To do: Leave out the pictures and repeat the rest of the material exactly.

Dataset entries
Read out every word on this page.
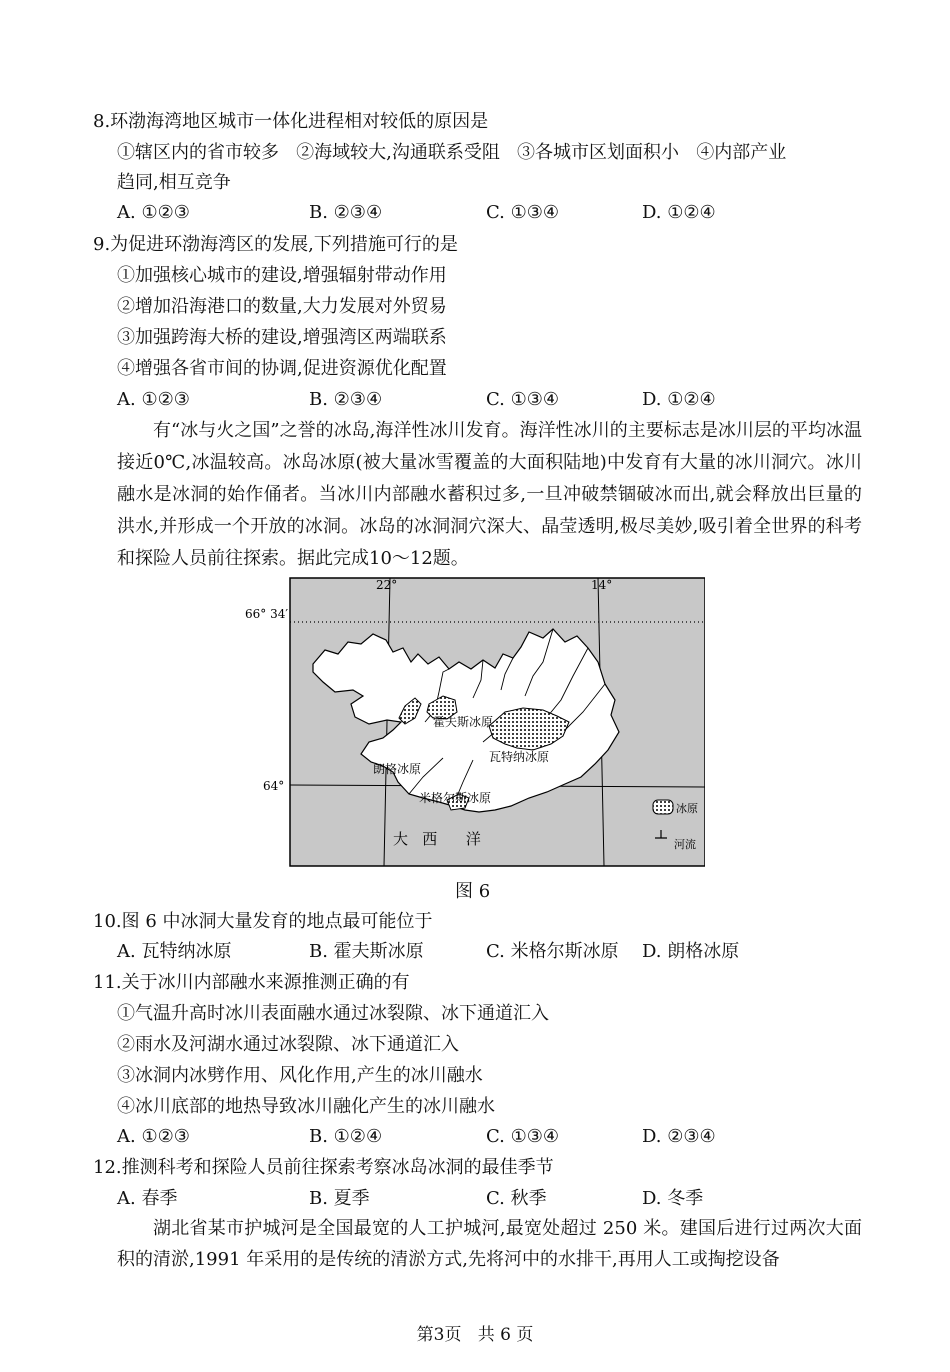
8.环渤海湾地区城市一体化进程相对较低的原因是
①辖区内的省市较多   ②海域较大,沟通联系受阻   ③各城市区划面积小   ④内部产业
趋同,相互竞争
A. ①②③	B. ②③④	C. ①③④	D. ①②④
9.为促进环渤海湾区的发展,下列措施可行的是
①加强核心城市的建设,增强辐射带动作用
②增加沿海港口的数量,大力发展对外贸易
③加强跨海大桥的建设,增强湾区两端联系
④增强各省市间的协调,促进资源优化配置
A. ①②③	B. ②③④	C. ①③④	D. ①②④
有“冰与火之国”之誉的冰岛,海洋性冰川发育。海洋性冰川的主要标志是冰川层的平均冰温接近0℃,冰温较高。冰岛冰原(被大量冰雪覆盖的大面积陆地)中发育有大量的冰川洞穴。冰川融水是冰洞的始作俑者。当冰川内部融水蓄积过多,一旦冲破禁锢破冰而出,就会释放出巨量的洪水,并形成一个开放的冰洞。冰岛的冰洞洞穴深大、晶莹透明,极尽美妙,吸引着全世界的科考和探险人员前往探索。据此完成10～12题。
22°	14°
66° 34′
64°
霍夫斯冰原
瓦特纳冰原
朗格冰原
米格尔斯冰原
大   西      洋
冰原
河流
图 6
10.图 6 中冰洞大量发育的地点最可能位于
A. 瓦特纳冰原	B. 霍夫斯冰原	C. 米格尔斯冰原 D. 朗格冰原
11.关于冰川内部融水来源推测正确的有
①气温升高时冰川表面融水通过冰裂隙、冰下通道汇入
②雨水及河湖水通过冰裂隙、冰下通道汇入
③冰洞内冰劈作用、风化作用,产生的冰川融水
④冰川底部的地热导致冰川融化产生的冰川融水
A. ①②③	B. ①②④	C. ①③④	D. ②③④
12.推测科考和探险人员前往探索考察冰岛冰洞的最佳季节
A. 春季	B. 夏季	C. 秋季	D. 冬季
湖北省某市护城河是全国最宽的人工护城河,最宽处超过 250 米。建国后进行过两次大面积的清淤,1991 年采用的是传统的清淤方式,先将河中的水排干,再用人工或掏挖设备
第3页   共 6 页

Result of the task:
Read out every word on this page.
8.环渤海湾地区城市一体化进程相对较低的原因是
①辖区内的省市较多   ②海域较大,沟通联系受阻   ③各城市区划面积小   ④内部产业
趋同,相互竞争
A. ①②③	B. ②③④	C. ①③④	D. ①②④
9.为促进环渤海湾区的发展,下列措施可行的是
①加强核心城市的建设,增强辐射带动作用
②增加沿海港口的数量,大力发展对外贸易
③加强跨海大桥的建设,增强湾区两端联系
④增强各省市间的协调,促进资源优化配置
A. ①②③	B. ②③④	C. ①③④	D. ①②④
有“冰与火之国”之誉的冰岛,海洋性冰川发育。海洋性冰川的主要标志是冰川层的平均冰温接近0℃,冰温较高。冰岛冰原(被大量冰雪覆盖的大面积陆地)中发育有大量的冰川洞穴。冰川融水是冰洞的始作俑者。当冰川内部融水蓄积过多,一旦冲破禁锢破冰而出,就会释放出巨量的洪水,并形成一个开放的冰洞。冰岛的冰洞洞穴深大、晶莹透明,极尽美妙,吸引着全世界的科考和探险人员前往探索。据此完成10～12题。
22°	14°
66° 34′
64°
霍夫斯冰原
瓦特纳冰原
朗格冰原
米格尔斯冰原
大   西      洋
冰原
河流
图 6
10.图 6 中冰洞大量发育的地点最可能位于
A. 瓦特纳冰原	B. 霍夫斯冰原	C. 米格尔斯冰原 D. 朗格冰原
11.关于冰川内部融水来源推测正确的有
①气温升高时冰川表面融水通过冰裂隙、冰下通道汇入
②雨水及河湖水通过冰裂隙、冰下通道汇入
③冰洞内冰劈作用、风化作用,产生的冰川融水
④冰川底部的地热导致冰川融化产生的冰川融水
A. ①②③	B. ①②④	C. ①③④	D. ②③④
12.推测科考和探险人员前往探索考察冰岛冰洞的最佳季节
A. 春季	B. 夏季	C. 秋季	D. 冬季
湖北省某市护城河是全国最宽的人工护城河,最宽处超过 250 米。建国后进行过两次大面积的清淤,1991 年采用的是传统的清淤方式,先将河中的水排干,再用人工或掏挖设备
第3页   共 6 页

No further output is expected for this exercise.